Dataset items
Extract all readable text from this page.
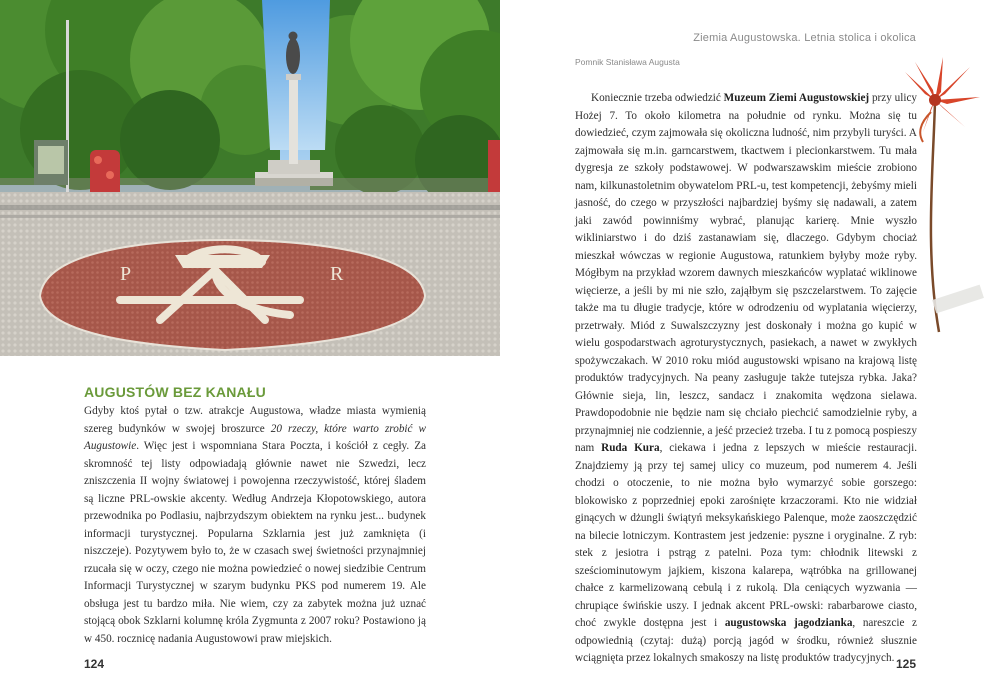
P	R
AUGUSTÓW BEZ KANAŁU

Gdyby ktoś pytał o tzw. atrakcje Augustowa, władze miasta wymienią szereg budynków w swojej broszurce 20 rzeczy, które warto zrobić w Augustowie. Więc jest i wspomniana Stara Poczta, i kościół z cegły. Za skromność tej listy odpowiadają głównie nawet nie Szwedzi, lecz zniszczenia II wojny światowej i powojenna rzeczywistość, której śladem są liczne PRL-owskie akcenty. Według Andrzeja Kłopotowskiego, autora przewodnika po Podlasiu, najbrzydszym obiektem na rynku jest... budynek informacji turystycznej. Popularna Szklarnia jest już zamknięta (i niszczeje). Pozytywem było to, że w czasach swej świetności przynajmniej rzucała się w oczy, czego nie można powiedzieć o nowej siedzibie Centrum Informacji Turystycznej w szarym budynku PKS pod numerem 19. Ale obsługa jest tu bardzo miła. Nie wiem, czy za zabytek można już uznać stojącą obok Szklarni kolumnę króla Zygmunta z 2007 roku? Postawiono ją w 450. rocznicę nadania Augustowowi praw miejskich.

124
Ziemia Augustowska. Letnia stolica i okolica
Pomnik Stanisława Augusta

Koniecznie trzeba odwiedzić Muzeum Ziemi Augustowskiej przy ulicy Hożej 7. To około kilometra na południe od rynku. Można się tu dowiedzieć, czym zajmowała się okoliczna ludność, nim przybyli turyści. A zajmowała się m.in. garncarstwem, tkactwem i plecionkarstwem. Tu mała dygresja ze szkoły podstawowej. W podwarszawskim mieście zrobiono nam, kilkunastoletnim obywatelom PRL-u, test kompetencji, żebyśmy mieli jasność, do czego w przyszłości najbardziej byśmy się nadawali, a zatem jaki zawód powinniśmy wybrać, planując karierę. Mnie wyszło wikliniarstwo i do dziś zastanawiam się, dlaczego. Gdybym chociaż mieszkał wówczas w regionie Augustowa, ratunkiem byłyby może ryby. Mógłbym na przykład wzorem dawnych mieszkańców wyplatać wiklinowe więcierze, a jeśli by mi nie szło, zająłbym się pszczelarstwem. To zajęcie także ma tu długie tradycje, które w odrodzeniu od wyplatania więcierzy, przetrwały. Miód z Suwalszczyzny jest doskonały i można go kupić w wielu gospodarstwach agroturystycznych, pasiekach, a nawet w zwykłych spożywczakach. W 2010 roku miód augustowski wpisano na krajową listę produktów tradycyjnych. Na peany zasługuje także tutejsza rybka. Jaka? Głównie sieja, lin, leszcz, sandacz i znakomita wędzona sielawa. Prawdopodobnie nie będzie nam się chciało piechcić samodzielnie ryby, a przynajmniej nie codziennie, a jeść przecież trzeba. I tu z pomocą pospieszy nam Ruda Kura, ciekawa i jedna z lepszych w mieście restauracji. Znajdziemy ją przy tej samej ulicy co muzeum, pod numerem 4. Jeśli chodzi o otoczenie, to nie można było wymarzyć sobie gorszego: blokowisko z poprzedniej epoki zarośnięte krzaczorami. Kto nie widział ginących w dżungli świątyń meksykańskiego Palenque, może zaoszczędzić na bilecie lotniczym. Kontrastem jest jedzenie: pyszne i oryginalne. Z ryb: stek z jesiotra i pstrąg z patelni. Poza tym: chłodnik litewski z sześciominutowym jajkiem, kiszona kalarepa, wątróbka na grillowanej chałce z karmelizowaną cebulą i z rukolą. Dla ceniących wyzwania — chrupiące świńskie uszy. I jednak akcent PRL-owski: rabarbarowe ciasto, choć zwykle dostępna jest i augustowska jagodzianka, nareszcie z odpowiednią (czytaj: dużą) porcją jagód w środku, również słusznie wciągnięta przez lokalnych smakoszy na listę produktów tradycyjnych. 125
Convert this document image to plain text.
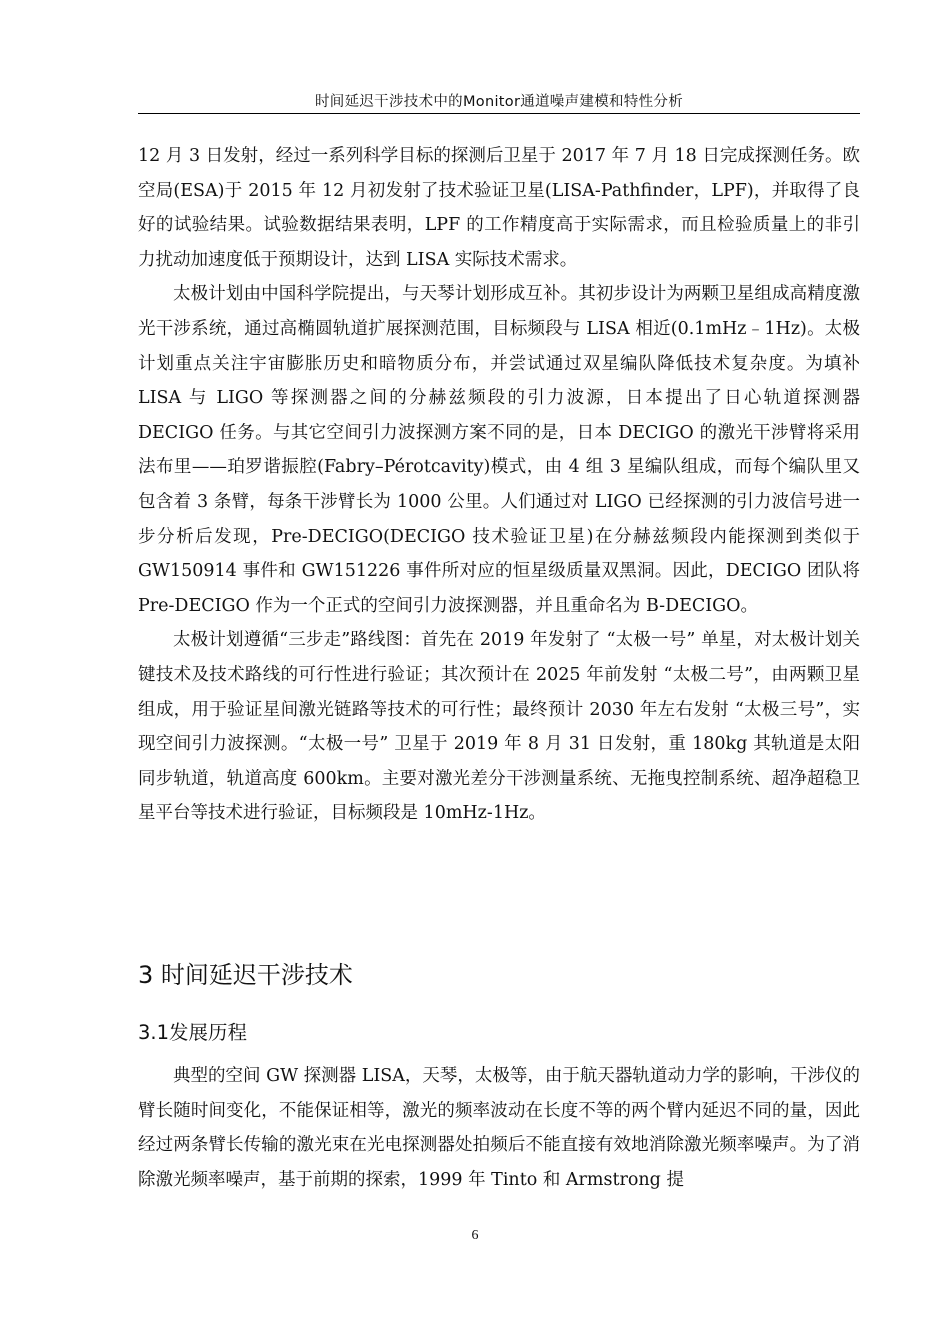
时间延迟干涉技术中的Monitor通道噪声建模和特性分析

12 月 3 日发射，经过一系列科学目标的探测后卫星于 2017 年 7 月 18 日完成探测任务。欧空局(ESA)于 2015 年 12 月初发射了技术验证卫星(LISA-Pathfinder，LPF)，并取得了良好的试验结果。试验数据结果表明，LPF 的工作精度高于实际需求，而且检验质量上的非引力扰动加速度低于预期设计，达到 LISA 实际技术需求。

太极计划由中国科学院提出，与天琴计划形成互补。其初步设计为两颗卫星组成高精度激光干涉系统，通过高椭圆轨道扩展探测范围，目标频段与 LISA 相近(0.1mHz﹣1Hz)。太极计划重点关注宇宙膨胀历史和暗物质分布，并尝试通过双星编队降低技术复杂度。为填补 LISA 与 LIGO 等探测器之间的分赫兹频段的引力波源，日本提出了日心轨道探测器 DECIGO 任务。与其它空间引力波探测方案不同的是，日本 DECIGO 的激光干涉臂将采用法布里——珀罗谐振腔(Fabry–Pérotcavity)模式，由 4 组 3 星编队组成，而每个编队里又包含着 3 条臂，每条干涉臂长为 1000 公里。人们通过对 LIGO 已经探测的引力波信号进一步分析后发现，Pre-DECIGO(DECIGO 技术验证卫星)在分赫兹频段内能探测到类似于 GW150914 事件和 GW151226 事件所对应的恒星级质量双黑洞。因此，DECIGO 团队将 Pre-DECIGO 作为一个正式的空间引力波探测器，并且重命名为 B-DECIGO。

太极计划遵循“三步走”路线图：首先在 2019 年发射了 “太极一号” 单星，对太极计划关键技术及技术路线的可行性进行验证；其次预计在 2025 年前发射 “太极二号”，由两颗卫星组成，用于验证星间激光链路等技术的可行性；最终预计 2030 年左右发射 “太极三号”，实现空间引力波探测。“太极一号” 卫星于 2019 年 8 月 31 日发射，重 180kg 其轨道是太阳同步轨道，轨道高度 600km。主要对激光差分干涉测量系统、无拖曳控制系统、超净超稳卫星平台等技术进行验证，目标频段是 10mHz-1Hz。

3 时间延迟干涉技术
3.1发展历程

典型的空间 GW 探测器 LISA，天琴，太极等，由于航天器轨道动力学的影响，干涉仪的臂长随时间变化，不能保证相等，激光的频率波动在长度不等的两个臂内延迟不同的量，因此经过两条臂长传输的激光束在光电探测器处拍频后不能直接有效地消除激光频率噪声。为了消除激光频率噪声，基于前期的探索，1999 年 Tinto 和 Armstrong 提

6
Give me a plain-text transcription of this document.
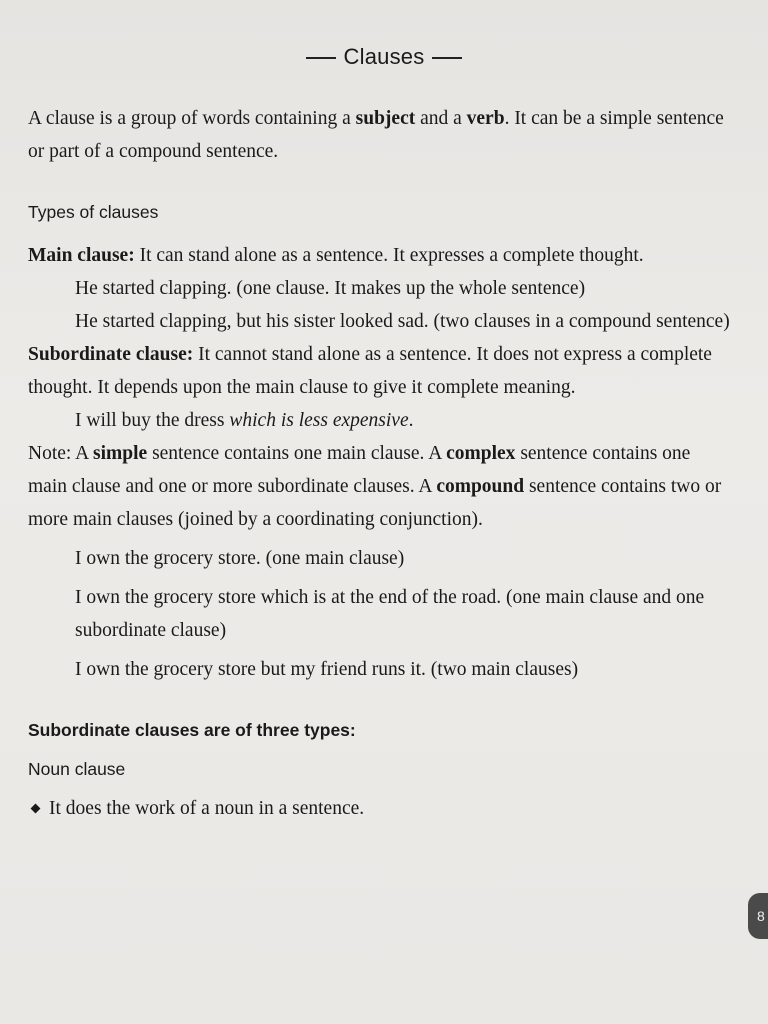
Clauses

A clause is a group of words containing a subject and a verb. It can be a simple sentence or part of a compound sentence.

Types of clauses

Main clause: It can stand alone as a sentence. It expresses a complete thought.

He started clapping. (one clause. It makes up the whole sentence)

He started clapping, but his sister looked sad. (two clauses in a compound sentence)

Subordinate clause: It cannot stand alone as a sentence. It does not express a complete thought. It depends upon the main clause to give it complete meaning.

I will buy the dress which is less expensive.

Note: A simple sentence contains one main clause. A complex sentence contains one main clause and one or more subordinate clauses. A compound sentence contains two or more main clauses (joined by a coordinating conjunction).

I own the grocery store. (one main clause)

I own the grocery store which is at the end of the road. (one main clause and one subordinate clause)

I own the grocery store but my friend runs it. (two main clauses)

Subordinate clauses are of three types:

Noun clause

It does the work of a noun in a sentence.

8
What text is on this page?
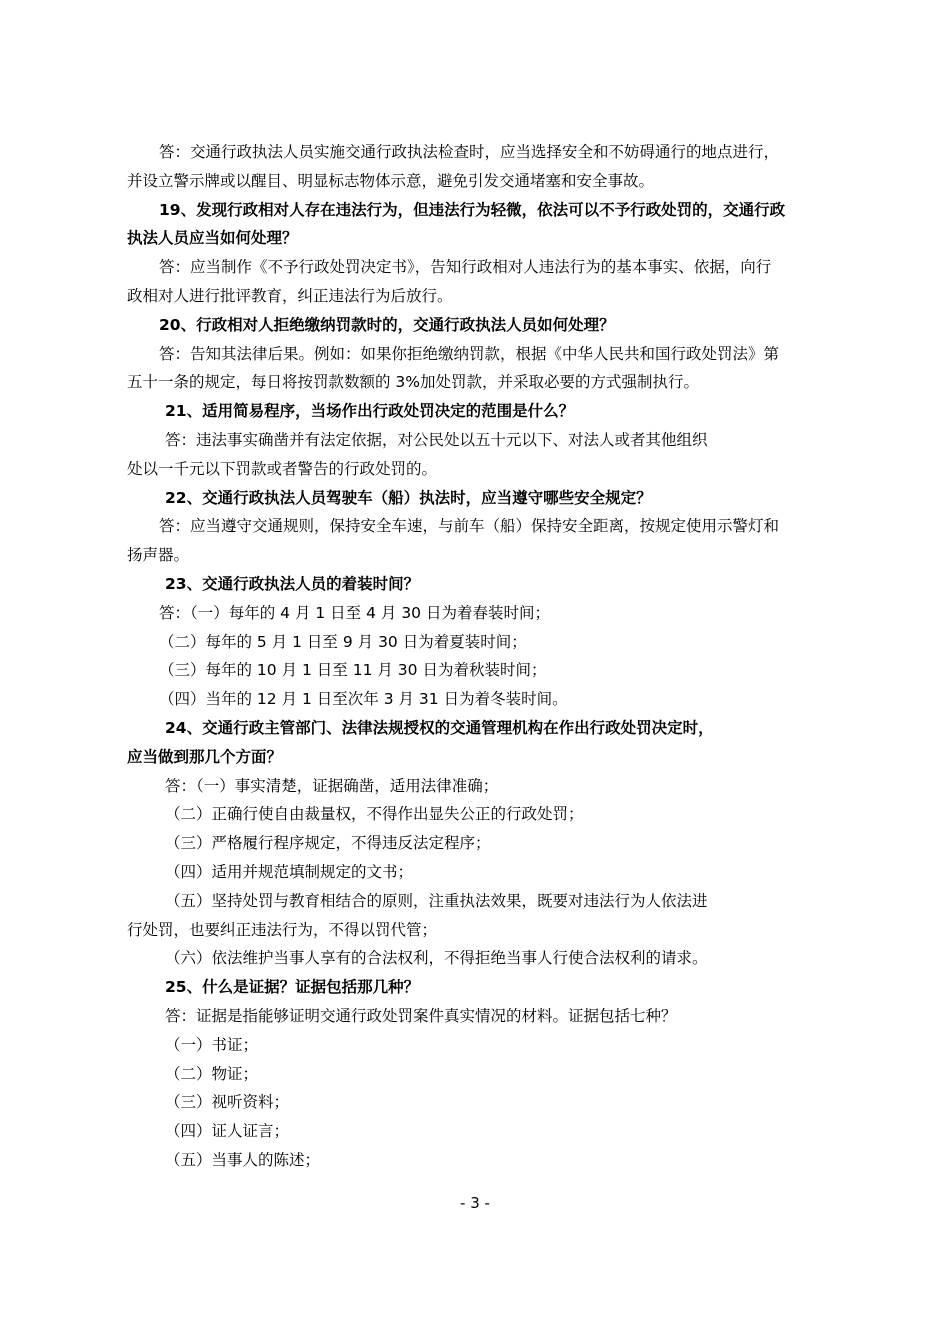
答：交通行政执法人员实施交通行政执法检查时，应当选择安全和不妨碍通行的地点进行，
并设立警示牌或以醒目、明显标志物体示意，避免引发交通堵塞和安全事故。
19、发现行政相对人存在违法行为，但违法行为轻微，依法可以不予行政处罚的，交通行政
执法人员应当如何处理？
答：应当制作《不予行政处罚决定书》，告知行政相对人违法行为的基本事实、依据，向行
政相对人进行批评教育，纠正违法行为后放行。
20、行政相对人拒绝缴纳罚款时的，交通行政执法人员如何处理？
答：告知其法律后果。例如：如果你拒绝缴纳罚款，根据《中华人民共和国行政处罚法》第
五十一条的规定，每日将按罚款数额的 3%加处罚款，并采取必要的方式强制执行。
21、适用简易程序，当场作出行政处罚决定的范围是什么？
答：违法事实确凿并有法定依据，对公民处以五十元以下、对法人或者其他组织
处以一千元以下罚款或者警告的行政处罚的。
22、交通行政执法人员驾驶车（船）执法时，应当遵守哪些安全规定？
答：应当遵守交通规则，保持安全车速，与前车（船）保持安全距离，按规定使用示警灯和
扬声器。
23、交通行政执法人员的着装时间？
答：（一）每年的 4 月 1 日至 4 月 30 日为着春装时间；
（二）每年的 5 月 1 日至 9 月 30 日为着夏装时间；
（三）每年的 10 月 1 日至 11 月 30 日为着秋装时间；
（四）当年的 12 月 1 日至次年 3 月 31 日为着冬装时间。
24、交通行政主管部门、法律法规授权的交通管理机构在作出行政处罚决定时，
应当做到那几个方面？
答：（一）事实清楚，证据确凿，适用法律准确；
（二）正确行使自由裁量权，不得作出显失公正的行政处罚；
（三）严格履行程序规定，不得违反法定程序；
（四）适用并规范填制规定的文书；
（五）坚持处罚与教育相结合的原则，注重执法效果，既要对违法行为人依法进
行处罚，也要纠正违法行为，不得以罚代管；
（六）依法维护当事人享有的合法权利，不得拒绝当事人行使合法权利的请求。
25、什么是证据？证据包括那几种？
答：证据是指能够证明交通行政处罚案件真实情况的材料。证据包括七种？
（一）书证；
（二）物证；
（三）视听资料；
（四）证人证言；
（五）当事人的陈述；
- 3 -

Given exercise: All lines of the data above that include the word "clapping" must be shown.

Output for this task:
He started clapping. (one clause. It makes up the whole sentence)
He started clapping, but his sister looked sad. (two clauses in a compound sentence)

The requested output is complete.